Copy out all the lines where "visible" shows up.

--- start of Records to process ---

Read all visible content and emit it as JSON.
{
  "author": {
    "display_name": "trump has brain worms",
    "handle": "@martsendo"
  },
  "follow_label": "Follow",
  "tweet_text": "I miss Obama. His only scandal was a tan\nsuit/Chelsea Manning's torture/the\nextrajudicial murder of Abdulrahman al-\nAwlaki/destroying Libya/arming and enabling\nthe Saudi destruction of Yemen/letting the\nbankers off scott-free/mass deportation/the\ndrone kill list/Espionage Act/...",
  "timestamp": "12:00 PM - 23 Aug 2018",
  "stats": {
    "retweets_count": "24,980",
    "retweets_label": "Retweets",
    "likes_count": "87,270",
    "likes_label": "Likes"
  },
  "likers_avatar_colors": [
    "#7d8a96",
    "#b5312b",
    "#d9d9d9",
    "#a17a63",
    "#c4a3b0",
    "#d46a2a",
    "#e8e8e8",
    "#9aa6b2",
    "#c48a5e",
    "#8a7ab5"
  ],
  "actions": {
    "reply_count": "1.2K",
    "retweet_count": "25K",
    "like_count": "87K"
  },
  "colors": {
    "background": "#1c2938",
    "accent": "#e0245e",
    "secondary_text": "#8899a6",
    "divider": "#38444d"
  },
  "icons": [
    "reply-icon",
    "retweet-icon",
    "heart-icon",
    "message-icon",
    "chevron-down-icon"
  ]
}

--- end of Records to process ---
--- start of Records to process ---

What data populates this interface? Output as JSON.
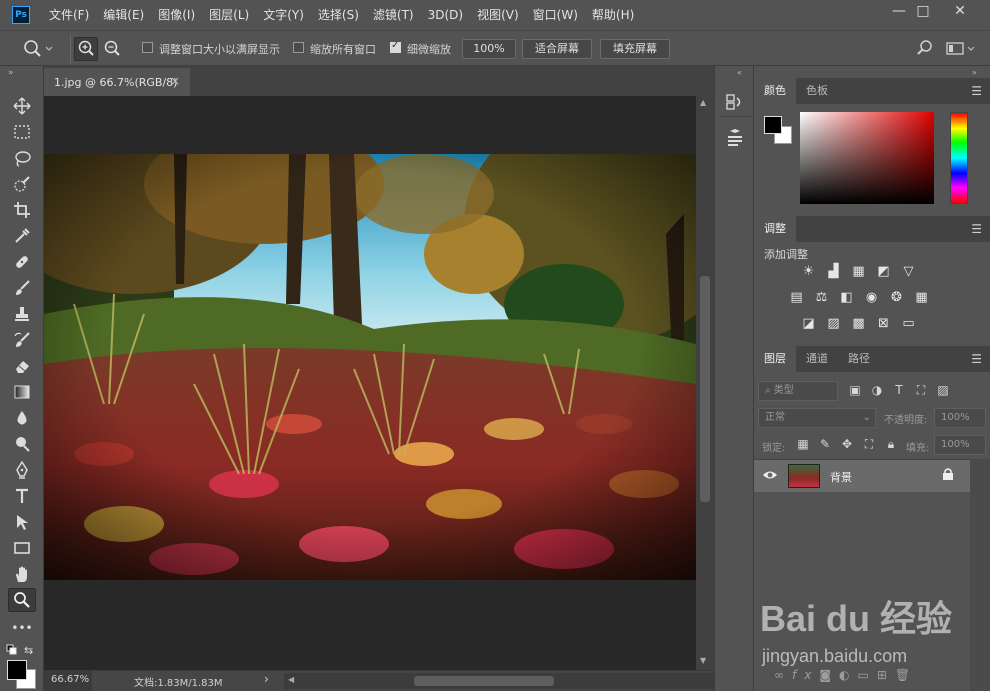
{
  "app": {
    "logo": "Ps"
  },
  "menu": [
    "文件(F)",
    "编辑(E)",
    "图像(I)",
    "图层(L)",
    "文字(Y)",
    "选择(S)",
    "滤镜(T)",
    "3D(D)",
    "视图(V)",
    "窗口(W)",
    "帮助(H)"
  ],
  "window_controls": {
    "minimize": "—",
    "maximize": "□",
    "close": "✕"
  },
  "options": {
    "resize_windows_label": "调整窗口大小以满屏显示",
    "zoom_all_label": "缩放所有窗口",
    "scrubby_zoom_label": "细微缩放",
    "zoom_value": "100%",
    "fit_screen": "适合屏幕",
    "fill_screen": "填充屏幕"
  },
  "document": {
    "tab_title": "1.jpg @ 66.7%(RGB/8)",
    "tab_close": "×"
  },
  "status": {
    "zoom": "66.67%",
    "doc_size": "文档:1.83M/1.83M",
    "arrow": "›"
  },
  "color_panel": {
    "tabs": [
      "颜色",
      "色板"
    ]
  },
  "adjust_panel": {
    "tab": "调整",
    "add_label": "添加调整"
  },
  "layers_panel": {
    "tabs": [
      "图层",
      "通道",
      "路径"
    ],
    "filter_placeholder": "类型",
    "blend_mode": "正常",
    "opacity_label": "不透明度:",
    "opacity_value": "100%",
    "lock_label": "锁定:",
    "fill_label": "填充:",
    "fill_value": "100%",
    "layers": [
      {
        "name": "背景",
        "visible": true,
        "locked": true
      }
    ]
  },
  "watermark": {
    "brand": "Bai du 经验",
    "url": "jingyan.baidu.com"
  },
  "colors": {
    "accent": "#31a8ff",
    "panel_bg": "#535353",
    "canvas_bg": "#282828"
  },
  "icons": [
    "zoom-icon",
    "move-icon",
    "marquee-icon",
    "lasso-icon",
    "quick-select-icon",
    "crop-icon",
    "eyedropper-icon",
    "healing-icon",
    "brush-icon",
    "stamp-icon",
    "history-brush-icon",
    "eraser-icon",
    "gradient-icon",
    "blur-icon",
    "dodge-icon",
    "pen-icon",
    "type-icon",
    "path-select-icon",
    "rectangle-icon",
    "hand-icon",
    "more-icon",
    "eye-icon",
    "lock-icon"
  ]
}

--- end of Records to process ---

## [Solved exercise]
Read all visible content and emit it as JSON.
        "visible": true,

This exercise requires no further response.